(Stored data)
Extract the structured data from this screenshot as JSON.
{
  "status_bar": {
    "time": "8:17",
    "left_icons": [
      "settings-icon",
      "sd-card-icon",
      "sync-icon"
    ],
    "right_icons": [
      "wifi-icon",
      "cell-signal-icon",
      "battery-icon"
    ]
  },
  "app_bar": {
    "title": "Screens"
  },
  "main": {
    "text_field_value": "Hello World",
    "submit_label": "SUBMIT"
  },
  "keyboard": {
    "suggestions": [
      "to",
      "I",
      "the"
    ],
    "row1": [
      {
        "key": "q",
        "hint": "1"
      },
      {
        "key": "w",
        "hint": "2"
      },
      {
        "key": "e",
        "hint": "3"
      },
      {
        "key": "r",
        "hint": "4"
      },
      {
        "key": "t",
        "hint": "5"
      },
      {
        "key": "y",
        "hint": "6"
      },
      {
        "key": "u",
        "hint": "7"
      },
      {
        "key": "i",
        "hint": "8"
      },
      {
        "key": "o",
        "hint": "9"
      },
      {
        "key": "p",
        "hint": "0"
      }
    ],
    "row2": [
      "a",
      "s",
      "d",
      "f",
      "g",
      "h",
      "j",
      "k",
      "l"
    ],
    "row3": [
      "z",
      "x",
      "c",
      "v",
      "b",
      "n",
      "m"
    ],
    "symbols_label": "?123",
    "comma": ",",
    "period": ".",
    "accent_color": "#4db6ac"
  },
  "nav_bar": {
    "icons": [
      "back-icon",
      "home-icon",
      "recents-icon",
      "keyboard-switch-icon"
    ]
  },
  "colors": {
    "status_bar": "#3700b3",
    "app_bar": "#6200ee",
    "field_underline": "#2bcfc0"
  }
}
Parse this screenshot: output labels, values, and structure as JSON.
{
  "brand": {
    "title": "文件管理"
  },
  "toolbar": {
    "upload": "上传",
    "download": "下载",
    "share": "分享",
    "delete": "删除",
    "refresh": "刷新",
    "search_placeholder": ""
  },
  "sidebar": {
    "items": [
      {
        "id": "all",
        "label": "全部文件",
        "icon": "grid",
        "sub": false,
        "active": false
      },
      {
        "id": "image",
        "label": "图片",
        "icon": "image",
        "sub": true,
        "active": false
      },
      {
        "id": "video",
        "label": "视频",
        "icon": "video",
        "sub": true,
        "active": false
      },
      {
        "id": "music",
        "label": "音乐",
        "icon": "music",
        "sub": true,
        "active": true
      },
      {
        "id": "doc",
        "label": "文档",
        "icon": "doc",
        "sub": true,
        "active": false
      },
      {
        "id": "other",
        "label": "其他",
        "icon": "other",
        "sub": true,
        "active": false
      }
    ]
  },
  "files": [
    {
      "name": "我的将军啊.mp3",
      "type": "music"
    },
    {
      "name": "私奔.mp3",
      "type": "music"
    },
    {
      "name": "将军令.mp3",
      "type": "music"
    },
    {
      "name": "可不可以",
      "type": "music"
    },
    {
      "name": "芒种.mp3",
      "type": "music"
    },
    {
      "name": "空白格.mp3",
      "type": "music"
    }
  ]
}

# Given problem
Your task is to print the whole listing again exactly.

# Response to the task
Extract the structured data from this screenshot as JSON.
{
  "status_bar": {
    "time": "8:17",
    "left_icons": [
      "settings-icon",
      "sd-card-icon",
      "sync-icon"
    ],
    "right_icons": [
      "wifi-icon",
      "cell-signal-icon",
      "battery-icon"
    ]
  },
  "app_bar": {
    "title": "Screens"
  },
  "main": {
    "text_field_value": "Hello World",
    "submit_label": "SUBMIT"
  },
  "keyboard": {
    "suggestions": [
      "to",
      "I",
      "the"
    ],
    "row1": [
      {
        "key": "q",
        "hint": "1"
      },
      {
        "key": "w",
        "hint": "2"
      },
      {
        "key": "e",
        "hint": "3"
      },
      {
        "key": "r",
        "hint": "4"
      },
      {
        "key": "t",
        "hint": "5"
      },
      {
        "key": "y",
        "hint": "6"
      },
      {
        "key": "u",
        "hint": "7"
      },
      {
        "key": "i",
        "hint": "8"
      },
      {
        "key": "o",
        "hint": "9"
      },
      {
        "key": "p",
        "hint": "0"
      }
    ],
    "row2": [
      "a",
      "s",
      "d",
      "f",
      "g",
      "h",
      "j",
      "k",
      "l"
    ],
    "row3": [
      "z",
      "x",
      "c",
      "v",
      "b",
      "n",
      "m"
    ],
    "symbols_label": "?123",
    "comma": ",",
    "period": ".",
    "accent_color": "#4db6ac"
  },
  "nav_bar": {
    "icons": [
      "back-icon",
      "home-icon",
      "recents-icon",
      "keyboard-switch-icon"
    ]
  },
  "colors": {
    "status_bar": "#3700b3",
    "app_bar": "#6200ee",
    "field_underline": "#2bcfc0"
  }
}
Parse this screenshot: output labels, values, and structure as JSON.
{
  "brand": {
    "title": "文件管理"
  },
  "toolbar": {
    "upload": "上传",
    "download": "下载",
    "share": "分享",
    "delete": "删除",
    "refresh": "刷新",
    "search_placeholder": ""
  },
  "sidebar": {
    "items": [
      {
        "id": "all",
        "label": "全部文件",
        "icon": "grid",
        "sub": false,
        "active": false
      },
      {
        "id": "image",
        "label": "图片",
        "icon": "image",
        "sub": true,
        "active": false
      },
      {
        "id": "video",
        "label": "视频",
        "icon": "video",
        "sub": true,
        "active": false
      },
      {
        "id": "music",
        "label": "音乐",
        "icon": "music",
        "sub": true,
        "active": true
      },
      {
        "id": "doc",
        "label": "文档",
        "icon": "doc",
        "sub": true,
        "active": false
      },
      {
        "id": "other",
        "label": "其他",
        "icon": "other",
        "sub": true,
        "active": false
      }
    ]
  },
  "files": [
    {
      "name": "我的将军啊.mp3",
      "type": "music"
    },
    {
      "name": "私奔.mp3",
      "type": "music"
    },
    {
      "name": "将军令.mp3",
      "type": "music"
    },
    {
      "name": "可不可以",
      "type": "music"
    },
    {
      "name": "芒种.mp3",
      "type": "music"
    },
    {
      "name": "空白格.mp3",
      "type": "music"
    }
  ]
}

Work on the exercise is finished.